Give only the number of lines in the records that include the string "text".

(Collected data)
- - -

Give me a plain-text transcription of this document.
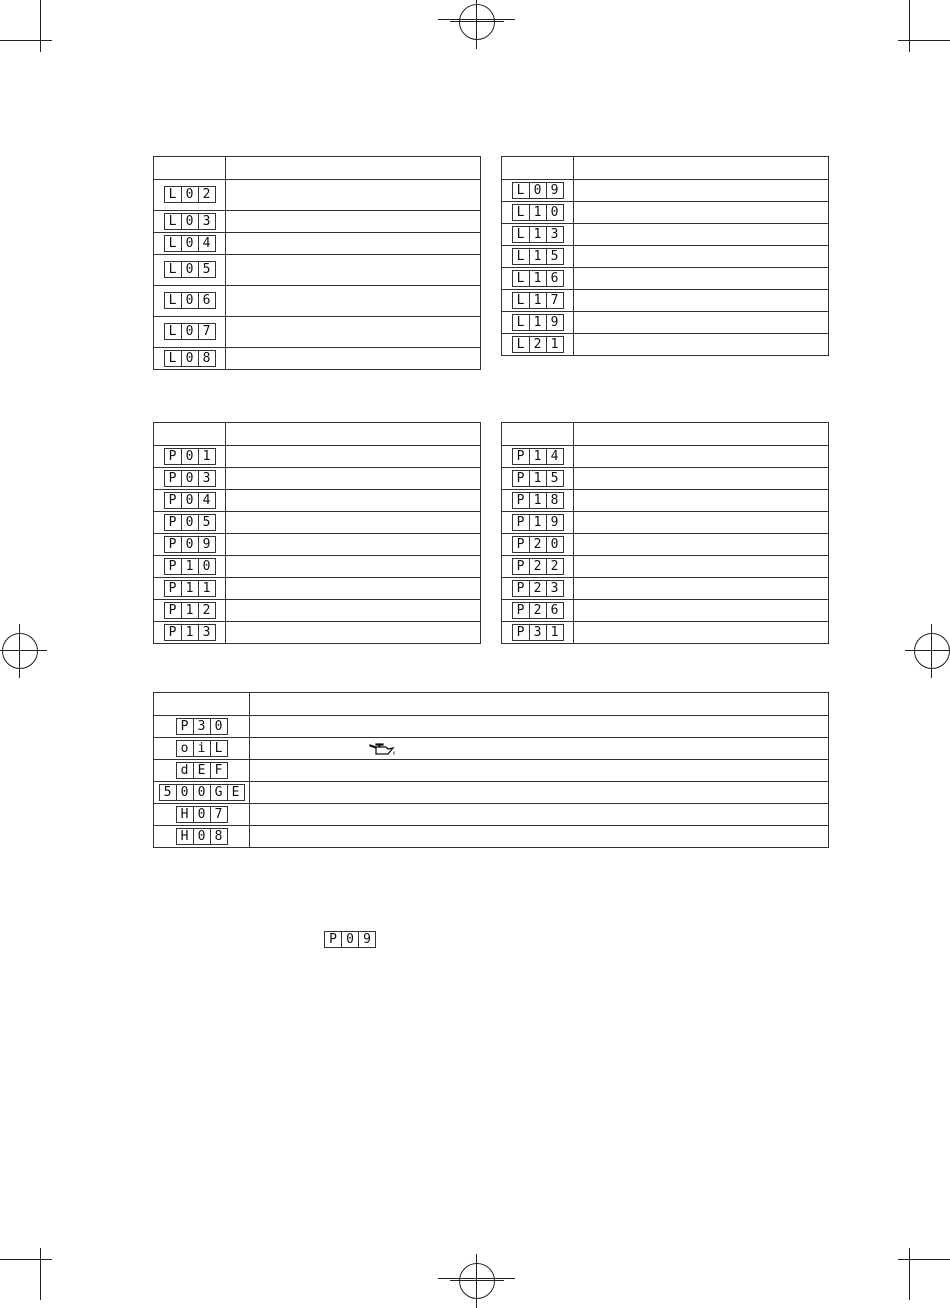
L 0 2	

L 0 3	

L 0 4	

L 0 5	

L 0 6	

L 0 7	

L 0 8	

L 0 9	

L 1 0	

L 1 3	

L 1 5	

L 1 6	

L 1 7	

L 1 9	

L 2 1	

P 0 1	

P 0 3	

P 0 4	

P 0 5	

P 0 9	

P 1 0	

P 1 1	

P 1 2	

P 1 3	

P 1 4	

P 1 5	

P 1 8	

P 1 9	

P 2 0	

P 2 2	

P 2 3	

P 2 6	

P 3 1	

P 3 0	

o i L

d E F	

5 0 0 G E	

H 0 7	

H 0 8	

P 0 9
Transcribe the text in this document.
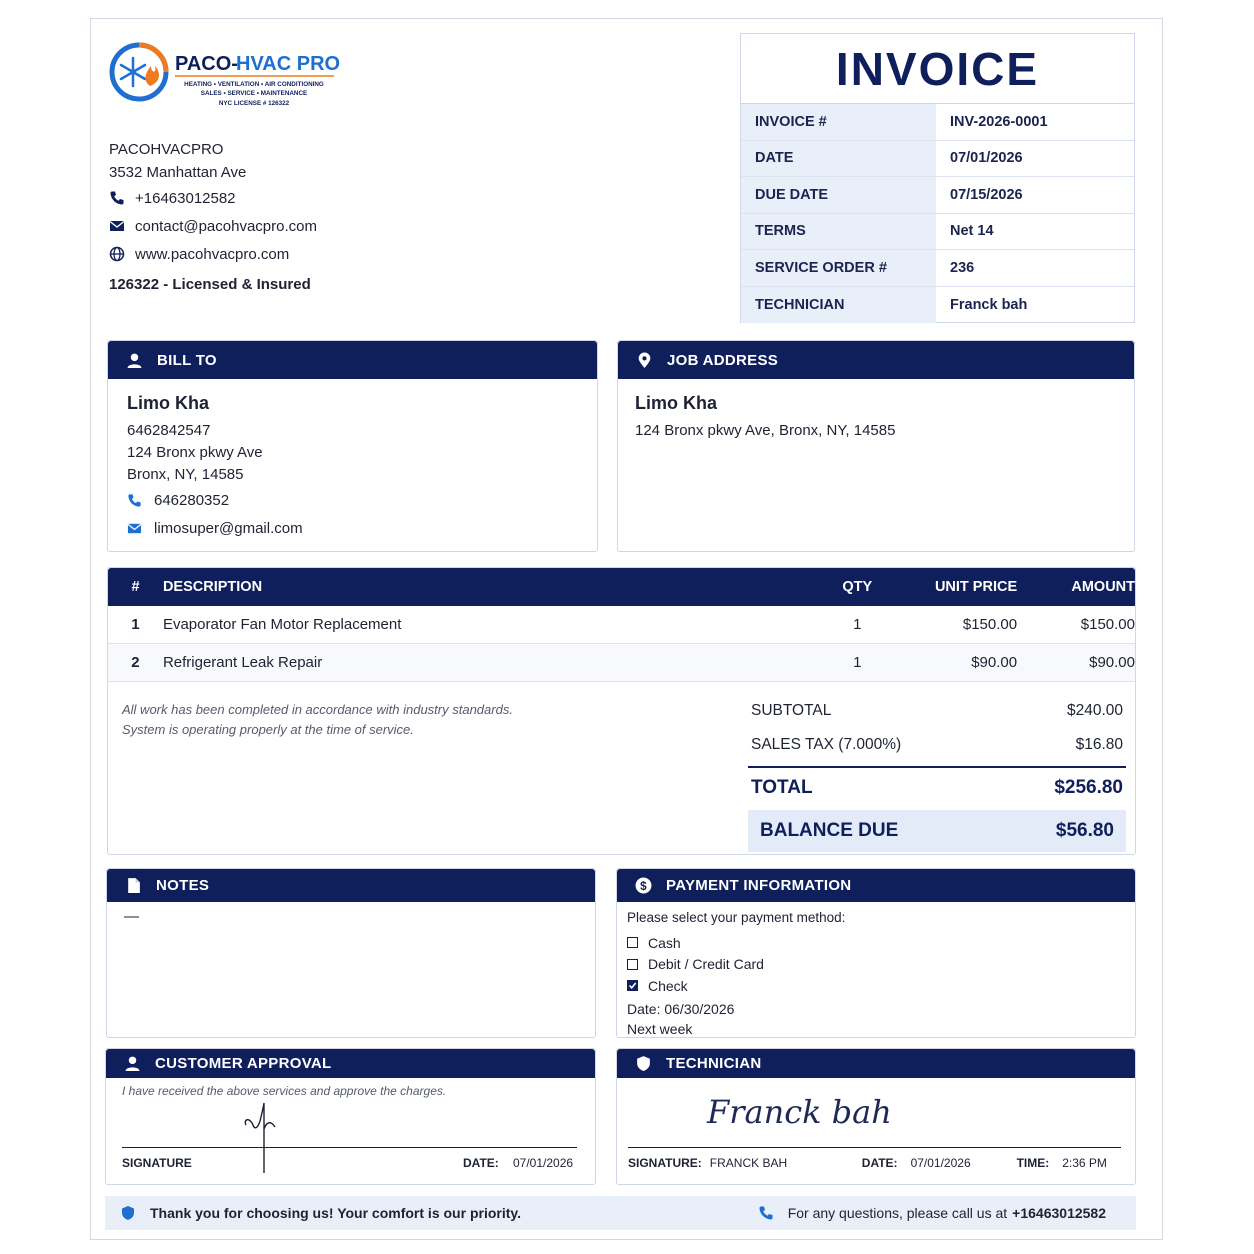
PACO-
HVAC PRO
HEATING • VENTILATION • AIR CONDITIONING
SALES • SERVICE • MAINTENANCE
NYC LICENSE # 126322
PACOHVACPRO
3532 Manhattan Ave
+16463012582
contact@pacohvacpro.com
www.pacohvacpro.com
126322 - Licensed & Insured
INVOICE
INVOICE #	INV-2026-0001
DATE	07/01/2026
DUE DATE	07/15/2026
TERMS	Net 14
SERVICE ORDER #	236
TECHNICIAN	Franck bah
BILL TO
Limo Kha
6462842547
124 Bronx pkwy Ave
Bronx, NY, 14585
646280352
limosuper@gmail.com
JOB ADDRESS
Limo Kha
124 Bronx pkwy Ave, Bronx, NY, 14585
#	DESCRIPTION	QTY	UNIT PRICE	AMOUNT
1	Evaporator Fan Motor Replacement	1	$150.00	$150.00
2	Refrigerant Leak Repair	1	$90.00	$90.00
All work has been completed in accordance with industry standards.
System is operating properly at the time of service.
SUBTOTAL	$240.00
SALES TAX (7.000%)	$16.80
TOTAL	$256.80
BALANCE DUE	$56.80
NOTES
—
$ PAYMENT INFORMATION
Please select your payment method:
Cash
Debit / Credit Card
Check
Date: 06/30/2026
Next week
CUSTOMER APPROVAL
I have received the above services and approve the charges.
SIGNATURE	DATE: 07/01/2026
TECHNICIAN
Franck bah
SIGNATURE: FRANCK BAH	DATE: 07/01/2026	TIME: 2:36 PM
Thank you for choosing us! Your comfort is our priority.	For any questions, please call us at +16463012582
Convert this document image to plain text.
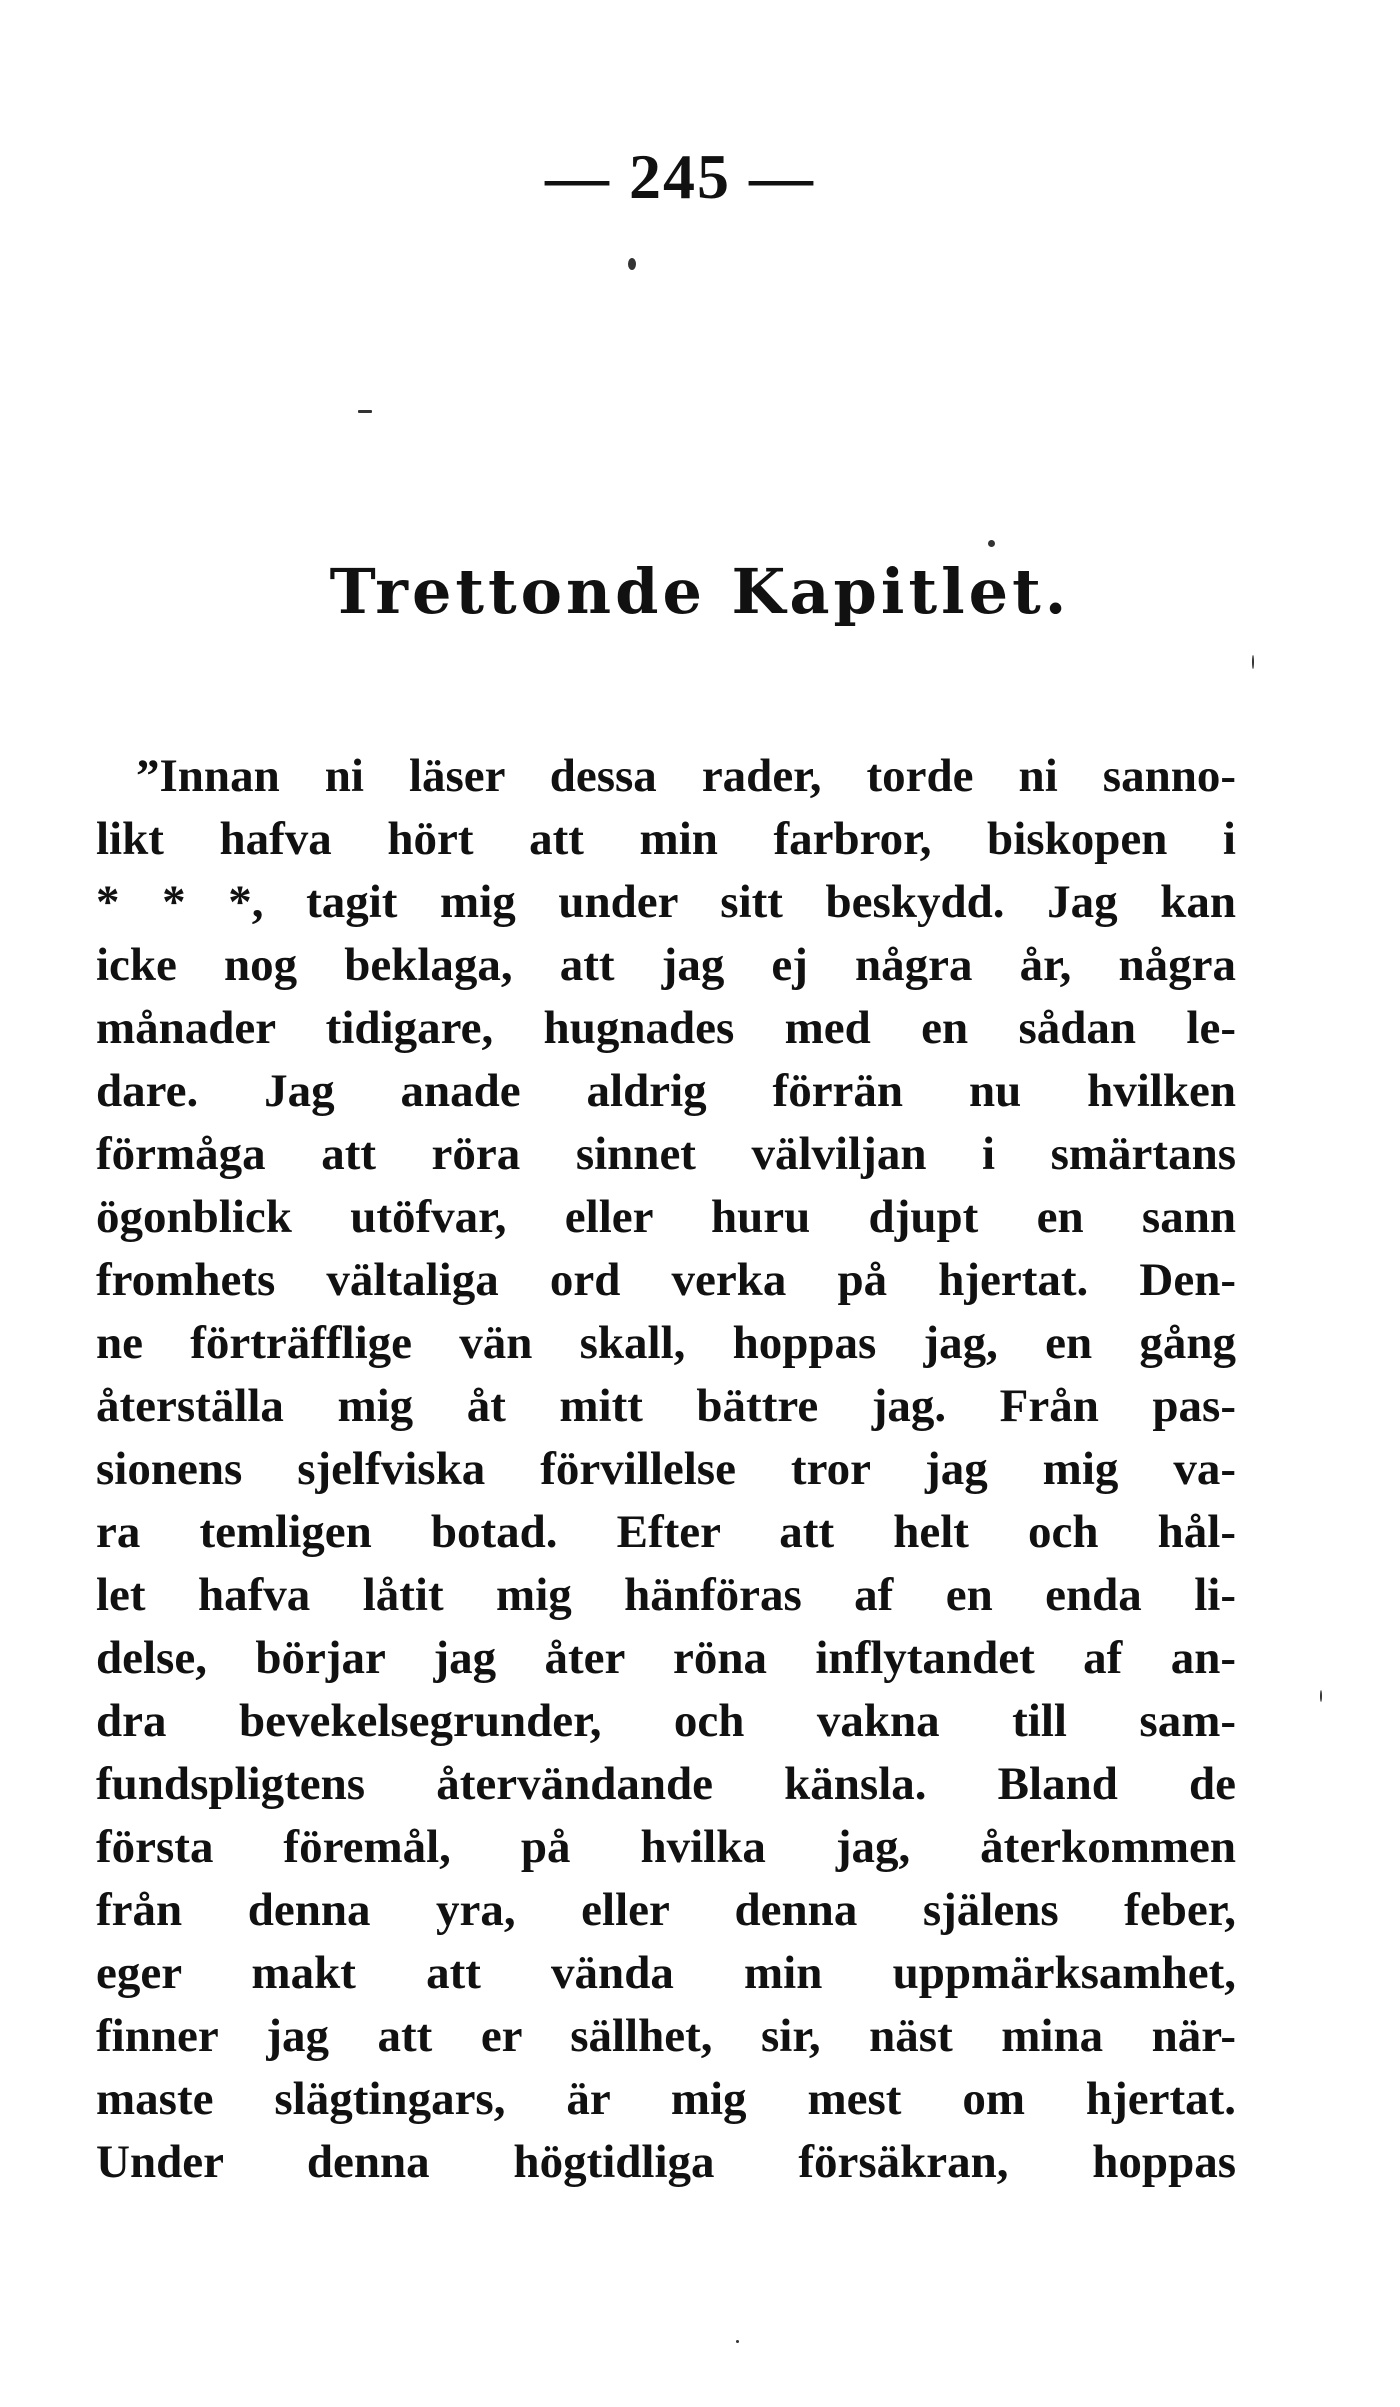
— 245 —
Trettonde Kapitlet.
”Innan ni läser dessa rader, torde ni sanno-
likt hafva hört att min farbror, biskopen i
* * *, tagit mig under sitt beskydd. Jag kan
icke nog beklaga, att jag ej några år, några
månader tidigare, hugnades med en sådan le-
dare. Jag anade aldrig förrän nu hvilken
förmåga att röra sinnet välviljan i smärtans
ögonblick utöfvar, eller huru djupt en sann
fromhets vältaliga ord verka på hjertat. Den-
ne förträfflige vän skall, hoppas jag, en gång
återställa mig åt mitt bättre jag. Från pas-
sionens sjelfviska förvillelse tror jag mig va-
ra temligen botad. Efter att helt och hål-
let hafva låtit mig hänföras af en enda li-
delse, börjar jag åter röna inflytandet af an-
dra bevekelsegrunder, och vakna till sam-
fundspligtens återvändande känsla. Bland de
första föremål, på hvilka jag, återkommen
från denna yra, eller denna själens feber,
eger makt att vända min uppmärksamhet,
finner jag att er sällhet, sir, näst mina när-
maste slägtingars, är mig mest om hjertat.
Under denna högtidliga försäkran, hoppas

- - -

Task answer: 3